(Aim):
Repeat every line of the data exactly, but not the pictures.

[begin Given entries]

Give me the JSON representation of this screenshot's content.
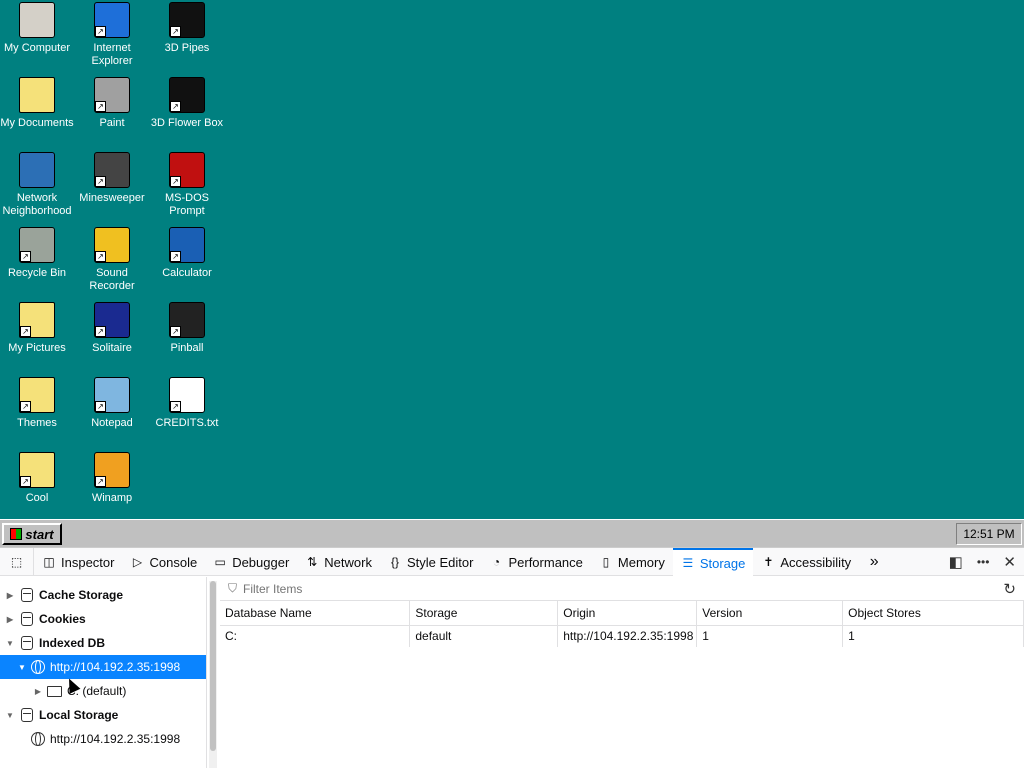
{
  "desktop": {
    "icons": [
      {
        "label": "My Computer",
        "icon": "computer-icon",
        "color": "#d4d0c8"
      },
      {
        "label": "Internet\nExplorer",
        "icon": "ie-icon",
        "color": "#1e6fd9"
      },
      {
        "label": "3D Pipes",
        "icon": "screensaver-icon",
        "color": "#111111"
      },
      {
        "label": "My Documents",
        "icon": "folder-docs-icon",
        "color": "#f5e17a"
      },
      {
        "label": "Paint",
        "icon": "paint-icon",
        "color": "#a0a0a0"
      },
      {
        "label": "3D Flower Box",
        "icon": "screensaver-icon",
        "color": "#111111"
      },
      {
        "label": "Network\nNeighborhood",
        "icon": "network-icon",
        "color": "#2c6fb5"
      },
      {
        "label": "Minesweeper",
        "icon": "mine-icon",
        "color": "#444444"
      },
      {
        "label": "MS-DOS\nPrompt",
        "icon": "msdos-icon",
        "color": "#c01010"
      },
      {
        "label": "Recycle Bin",
        "icon": "recycle-bin-icon",
        "color": "#9aa39a"
      },
      {
        "label": "Sound\nRecorder",
        "icon": "sound-icon",
        "color": "#f0c020"
      },
      {
        "label": "Calculator",
        "icon": "calculator-icon",
        "color": "#1a5fb4"
      },
      {
        "label": "My Pictures",
        "icon": "folder-icon",
        "color": "#f5e17a"
      },
      {
        "label": "Solitaire",
        "icon": "solitaire-icon",
        "color": "#1a2a90"
      },
      {
        "label": "Pinball",
        "icon": "pinball-icon",
        "color": "#222222"
      },
      {
        "label": "Themes",
        "icon": "folder-icon",
        "color": "#f5e17a"
      },
      {
        "label": "Notepad",
        "icon": "notepad-icon",
        "color": "#7fb6e0"
      },
      {
        "label": "CREDITS.txt",
        "icon": "text-file-icon",
        "color": "#ffffff"
      },
      {
        "label": "Cool",
        "icon": "folder-icon",
        "color": "#f5e17a"
      },
      {
        "label": "Winamp",
        "icon": "winamp-icon",
        "color": "#f0a020"
      }
    ]
  },
  "taskbar": {
    "start_label": "start",
    "clock": "12:51 PM"
  },
  "devtools": {
    "tabs": [
      {
        "label": "Inspector",
        "icon": "◫"
      },
      {
        "label": "Console",
        "icon": "▷"
      },
      {
        "label": "Debugger",
        "icon": "▭"
      },
      {
        "label": "Network",
        "icon": "⇅"
      },
      {
        "label": "Style Editor",
        "icon": "{}"
      },
      {
        "label": "Performance",
        "icon": "◔"
      },
      {
        "label": "Memory",
        "icon": "▯"
      },
      {
        "label": "Storage",
        "icon": "☰"
      },
      {
        "label": "Accessibility",
        "icon": "✝"
      }
    ],
    "active_tab": "Storage",
    "more_tabs": "»",
    "dock_icon": "◧",
    "menu_icon": "•••",
    "close_icon": "✕",
    "tree": {
      "cache_storage": "Cache Storage",
      "cookies": "Cookies",
      "indexed_db": "Indexed DB",
      "idb_origin": "http://104.192.2.35:1998",
      "idb_db": "C: (default)",
      "local_storage": "Local Storage",
      "ls_origin": "http://104.192.2.35:1998"
    },
    "filter_placeholder": "Filter Items",
    "table": {
      "headers": [
        "Database Name",
        "Storage",
        "Origin",
        "Version",
        "Object Stores"
      ],
      "rows": [
        [
          "C:",
          "default",
          "http://104.192.2.35:1998",
          "1",
          "1"
        ]
      ]
    }
  }
}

[end Given entries]

(Completed exercise):
Give me the JSON representation of this screenshot's content.
{
  "desktop": {
    "icons": [
      {
        "label": "My Computer",
        "icon": "computer-icon",
        "color": "#d4d0c8"
      },
      {
        "label": "Internet\nExplorer",
        "icon": "ie-icon",
        "color": "#1e6fd9"
      },
      {
        "label": "3D Pipes",
        "icon": "screensaver-icon",
        "color": "#111111"
      },
      {
        "label": "My Documents",
        "icon": "folder-docs-icon",
        "color": "#f5e17a"
      },
      {
        "label": "Paint",
        "icon": "paint-icon",
        "color": "#a0a0a0"
      },
      {
        "label": "3D Flower Box",
        "icon": "screensaver-icon",
        "color": "#111111"
      },
      {
        "label": "Network\nNeighborhood",
        "icon": "network-icon",
        "color": "#2c6fb5"
      },
      {
        "label": "Minesweeper",
        "icon": "mine-icon",
        "color": "#444444"
      },
      {
        "label": "MS-DOS\nPrompt",
        "icon": "msdos-icon",
        "color": "#c01010"
      },
      {
        "label": "Recycle Bin",
        "icon": "recycle-bin-icon",
        "color": "#9aa39a"
      },
      {
        "label": "Sound\nRecorder",
        "icon": "sound-icon",
        "color": "#f0c020"
      },
      {
        "label": "Calculator",
        "icon": "calculator-icon",
        "color": "#1a5fb4"
      },
      {
        "label": "My Pictures",
        "icon": "folder-icon",
        "color": "#f5e17a"
      },
      {
        "label": "Solitaire",
        "icon": "solitaire-icon",
        "color": "#1a2a90"
      },
      {
        "label": "Pinball",
        "icon": "pinball-icon",
        "color": "#222222"
      },
      {
        "label": "Themes",
        "icon": "folder-icon",
        "color": "#f5e17a"
      },
      {
        "label": "Notepad",
        "icon": "notepad-icon",
        "color": "#7fb6e0"
      },
      {
        "label": "CREDITS.txt",
        "icon": "text-file-icon",
        "color": "#ffffff"
      },
      {
        "label": "Cool",
        "icon": "folder-icon",
        "color": "#f5e17a"
      },
      {
        "label": "Winamp",
        "icon": "winamp-icon",
        "color": "#f0a020"
      }
    ]
  },
  "taskbar": {
    "start_label": "start",
    "clock": "12:51 PM"
  },
  "devtools": {
    "tabs": [
      {
        "label": "Inspector",
        "icon": "◫"
      },
      {
        "label": "Console",
        "icon": "▷"
      },
      {
        "label": "Debugger",
        "icon": "▭"
      },
      {
        "label": "Network",
        "icon": "⇅"
      },
      {
        "label": "Style Editor",
        "icon": "{}"
      },
      {
        "label": "Performance",
        "icon": "◔"
      },
      {
        "label": "Memory",
        "icon": "▯"
      },
      {
        "label": "Storage",
        "icon": "☰"
      },
      {
        "label": "Accessibility",
        "icon": "✝"
      }
    ],
    "active_tab": "Storage",
    "more_tabs": "»",
    "dock_icon": "◧",
    "menu_icon": "•••",
    "close_icon": "✕",
    "tree": {
      "cache_storage": "Cache Storage",
      "cookies": "Cookies",
      "indexed_db": "Indexed DB",
      "idb_origin": "http://104.192.2.35:1998",
      "idb_db": "C: (default)",
      "local_storage": "Local Storage",
      "ls_origin": "http://104.192.2.35:1998"
    },
    "filter_placeholder": "Filter Items",
    "table": {
      "headers": [
        "Database Name",
        "Storage",
        "Origin",
        "Version",
        "Object Stores"
      ],
      "rows": [
        [
          "C:",
          "default",
          "http://104.192.2.35:1998",
          "1",
          "1"
        ]
      ]
    }
  }
}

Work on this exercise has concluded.